→ Goal of the exercise: Below are the entries; output exactly the lines from the one containing "Enumerate this screenshot's" through the final line, inclusive.

※ ※ ※

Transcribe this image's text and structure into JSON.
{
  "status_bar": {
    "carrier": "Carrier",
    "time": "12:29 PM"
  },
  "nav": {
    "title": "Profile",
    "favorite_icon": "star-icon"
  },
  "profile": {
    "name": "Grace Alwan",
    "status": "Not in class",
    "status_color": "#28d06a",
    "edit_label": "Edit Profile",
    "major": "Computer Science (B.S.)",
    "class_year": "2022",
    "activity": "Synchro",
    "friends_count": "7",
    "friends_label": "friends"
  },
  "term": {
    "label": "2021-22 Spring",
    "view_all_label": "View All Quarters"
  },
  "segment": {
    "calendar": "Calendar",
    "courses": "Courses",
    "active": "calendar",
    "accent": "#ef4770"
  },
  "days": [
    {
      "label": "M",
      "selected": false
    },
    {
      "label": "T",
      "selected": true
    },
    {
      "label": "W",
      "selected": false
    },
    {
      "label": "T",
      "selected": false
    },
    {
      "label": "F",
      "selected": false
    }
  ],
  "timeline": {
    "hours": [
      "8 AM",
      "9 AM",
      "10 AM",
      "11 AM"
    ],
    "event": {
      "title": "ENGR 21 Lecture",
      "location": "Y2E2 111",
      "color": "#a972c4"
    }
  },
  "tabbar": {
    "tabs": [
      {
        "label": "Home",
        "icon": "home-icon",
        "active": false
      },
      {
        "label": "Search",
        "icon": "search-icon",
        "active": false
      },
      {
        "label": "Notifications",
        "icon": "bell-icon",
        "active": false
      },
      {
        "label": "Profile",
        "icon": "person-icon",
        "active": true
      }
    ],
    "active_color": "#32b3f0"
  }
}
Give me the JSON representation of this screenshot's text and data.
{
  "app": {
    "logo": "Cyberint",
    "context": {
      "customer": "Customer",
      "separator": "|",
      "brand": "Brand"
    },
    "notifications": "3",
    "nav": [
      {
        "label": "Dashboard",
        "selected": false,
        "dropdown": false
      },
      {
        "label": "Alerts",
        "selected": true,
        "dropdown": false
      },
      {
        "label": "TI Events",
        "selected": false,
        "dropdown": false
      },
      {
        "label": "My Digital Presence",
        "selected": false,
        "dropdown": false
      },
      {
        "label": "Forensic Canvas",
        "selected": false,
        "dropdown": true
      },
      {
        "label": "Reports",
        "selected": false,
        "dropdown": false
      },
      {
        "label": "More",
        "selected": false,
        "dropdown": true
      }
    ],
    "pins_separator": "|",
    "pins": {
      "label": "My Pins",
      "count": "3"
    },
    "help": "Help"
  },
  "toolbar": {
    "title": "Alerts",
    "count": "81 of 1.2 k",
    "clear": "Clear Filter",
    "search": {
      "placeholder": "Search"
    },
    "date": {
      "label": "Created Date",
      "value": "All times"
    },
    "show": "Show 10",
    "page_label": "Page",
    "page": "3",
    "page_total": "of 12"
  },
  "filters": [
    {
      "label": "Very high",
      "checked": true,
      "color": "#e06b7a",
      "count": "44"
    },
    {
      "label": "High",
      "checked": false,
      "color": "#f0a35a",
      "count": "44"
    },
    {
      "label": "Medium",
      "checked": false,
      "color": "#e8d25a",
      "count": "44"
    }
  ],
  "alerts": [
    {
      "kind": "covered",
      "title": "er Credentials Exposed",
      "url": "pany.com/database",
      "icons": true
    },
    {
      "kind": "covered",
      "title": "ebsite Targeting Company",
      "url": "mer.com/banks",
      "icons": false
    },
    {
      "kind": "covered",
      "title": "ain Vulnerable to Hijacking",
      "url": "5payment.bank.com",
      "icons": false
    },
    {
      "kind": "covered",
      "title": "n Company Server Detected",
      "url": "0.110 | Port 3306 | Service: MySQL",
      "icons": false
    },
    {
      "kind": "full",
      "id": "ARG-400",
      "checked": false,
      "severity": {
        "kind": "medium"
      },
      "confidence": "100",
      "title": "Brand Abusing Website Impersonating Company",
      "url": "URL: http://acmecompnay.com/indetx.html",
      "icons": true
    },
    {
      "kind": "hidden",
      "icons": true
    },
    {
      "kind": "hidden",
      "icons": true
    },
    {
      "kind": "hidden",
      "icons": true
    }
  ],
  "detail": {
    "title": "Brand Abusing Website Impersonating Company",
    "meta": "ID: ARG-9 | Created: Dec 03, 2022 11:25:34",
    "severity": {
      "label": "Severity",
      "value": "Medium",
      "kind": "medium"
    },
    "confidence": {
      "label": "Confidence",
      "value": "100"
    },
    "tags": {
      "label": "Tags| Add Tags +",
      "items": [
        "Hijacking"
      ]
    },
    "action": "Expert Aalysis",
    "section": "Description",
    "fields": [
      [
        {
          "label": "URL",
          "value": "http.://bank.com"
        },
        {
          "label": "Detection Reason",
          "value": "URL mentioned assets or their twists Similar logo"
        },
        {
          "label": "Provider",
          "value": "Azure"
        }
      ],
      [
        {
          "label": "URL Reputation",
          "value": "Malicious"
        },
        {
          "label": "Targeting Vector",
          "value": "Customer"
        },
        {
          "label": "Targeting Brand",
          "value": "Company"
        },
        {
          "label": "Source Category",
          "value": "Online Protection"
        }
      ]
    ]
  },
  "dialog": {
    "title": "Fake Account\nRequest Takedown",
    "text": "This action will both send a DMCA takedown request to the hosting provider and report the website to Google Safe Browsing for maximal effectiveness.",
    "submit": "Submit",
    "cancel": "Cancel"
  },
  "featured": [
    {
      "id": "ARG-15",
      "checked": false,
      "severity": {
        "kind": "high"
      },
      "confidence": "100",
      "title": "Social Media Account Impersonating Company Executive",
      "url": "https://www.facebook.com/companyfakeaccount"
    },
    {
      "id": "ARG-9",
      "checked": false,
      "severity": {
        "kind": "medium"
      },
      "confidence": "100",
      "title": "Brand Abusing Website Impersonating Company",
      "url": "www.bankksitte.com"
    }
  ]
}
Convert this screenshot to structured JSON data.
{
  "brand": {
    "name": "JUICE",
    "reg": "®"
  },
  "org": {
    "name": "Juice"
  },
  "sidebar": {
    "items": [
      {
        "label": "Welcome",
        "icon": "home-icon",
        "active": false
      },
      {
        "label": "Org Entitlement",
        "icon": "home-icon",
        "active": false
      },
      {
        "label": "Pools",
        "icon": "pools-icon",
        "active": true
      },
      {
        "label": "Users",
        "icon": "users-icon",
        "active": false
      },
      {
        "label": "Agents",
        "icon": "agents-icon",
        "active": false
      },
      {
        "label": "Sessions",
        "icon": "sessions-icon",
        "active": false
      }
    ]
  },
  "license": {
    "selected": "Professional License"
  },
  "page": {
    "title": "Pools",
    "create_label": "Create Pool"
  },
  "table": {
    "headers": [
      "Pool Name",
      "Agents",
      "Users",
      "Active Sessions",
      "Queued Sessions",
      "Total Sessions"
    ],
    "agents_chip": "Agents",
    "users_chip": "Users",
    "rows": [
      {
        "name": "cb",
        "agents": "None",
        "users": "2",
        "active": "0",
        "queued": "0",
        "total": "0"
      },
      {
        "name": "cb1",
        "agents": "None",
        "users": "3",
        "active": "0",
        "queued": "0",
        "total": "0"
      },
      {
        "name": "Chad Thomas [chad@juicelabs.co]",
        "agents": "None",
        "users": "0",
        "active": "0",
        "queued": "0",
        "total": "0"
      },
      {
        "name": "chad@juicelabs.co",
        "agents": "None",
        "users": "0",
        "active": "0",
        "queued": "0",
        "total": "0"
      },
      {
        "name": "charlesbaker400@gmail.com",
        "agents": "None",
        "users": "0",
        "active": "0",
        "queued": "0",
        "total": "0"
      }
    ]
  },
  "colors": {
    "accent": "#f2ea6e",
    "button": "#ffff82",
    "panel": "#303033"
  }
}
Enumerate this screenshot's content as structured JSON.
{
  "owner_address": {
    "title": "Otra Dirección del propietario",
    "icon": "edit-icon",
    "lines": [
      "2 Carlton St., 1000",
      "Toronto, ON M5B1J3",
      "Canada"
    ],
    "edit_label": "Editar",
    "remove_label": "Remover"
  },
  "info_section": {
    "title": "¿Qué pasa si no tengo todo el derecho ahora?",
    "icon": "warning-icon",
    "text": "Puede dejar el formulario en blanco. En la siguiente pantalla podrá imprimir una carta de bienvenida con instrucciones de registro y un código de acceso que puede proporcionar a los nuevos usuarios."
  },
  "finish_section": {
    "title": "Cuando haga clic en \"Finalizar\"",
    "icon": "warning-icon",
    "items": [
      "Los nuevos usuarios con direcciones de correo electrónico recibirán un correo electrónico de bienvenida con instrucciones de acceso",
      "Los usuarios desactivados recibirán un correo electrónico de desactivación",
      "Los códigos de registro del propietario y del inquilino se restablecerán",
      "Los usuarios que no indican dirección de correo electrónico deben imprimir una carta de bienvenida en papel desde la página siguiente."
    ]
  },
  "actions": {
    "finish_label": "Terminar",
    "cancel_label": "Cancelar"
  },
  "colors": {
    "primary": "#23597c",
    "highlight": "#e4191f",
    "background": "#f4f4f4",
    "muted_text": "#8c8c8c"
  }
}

※ ※ ※

→ Exercise output:
Enumerate this screenshot's content as structured JSON.
{
  "owner_address": {
    "title": "Otra Dirección del propietario",
    "icon": "edit-icon",
    "lines": [
      "2 Carlton St., 1000",
      "Toronto, ON M5B1J3",
      "Canada"
    ],
    "edit_label": "Editar",
    "remove_label": "Remover"
  },
  "info_section": {
    "title": "¿Qué pasa si no tengo todo el derecho ahora?",
    "icon": "warning-icon",
    "text": "Puede dejar el formulario en blanco. En la siguiente pantalla podrá imprimir una carta de bienvenida con instrucciones de registro y un código de acceso que puede proporcionar a los nuevos usuarios."
  },
  "finish_section": {
    "title": "Cuando haga clic en \"Finalizar\"",
    "icon": "warning-icon",
    "items": [
      "Los nuevos usuarios con direcciones de correo electrónico recibirán un correo electrónico de bienvenida con instrucciones de acceso",
      "Los usuarios desactivados recibirán un correo electrónico de desactivación",
      "Los códigos de registro del propietario y del inquilino se restablecerán",
      "Los usuarios que no indican dirección de correo electrónico deben imprimir una carta de bienvenida en papel desde la página siguiente."
    ]
  },
  "actions": {
    "finish_label": "Terminar",
    "cancel_label": "Cancelar"
  },
  "colors": {
    "primary": "#23597c",
    "highlight": "#e4191f",
    "background": "#f4f4f4",
    "muted_text": "#8c8c8c"
  }
}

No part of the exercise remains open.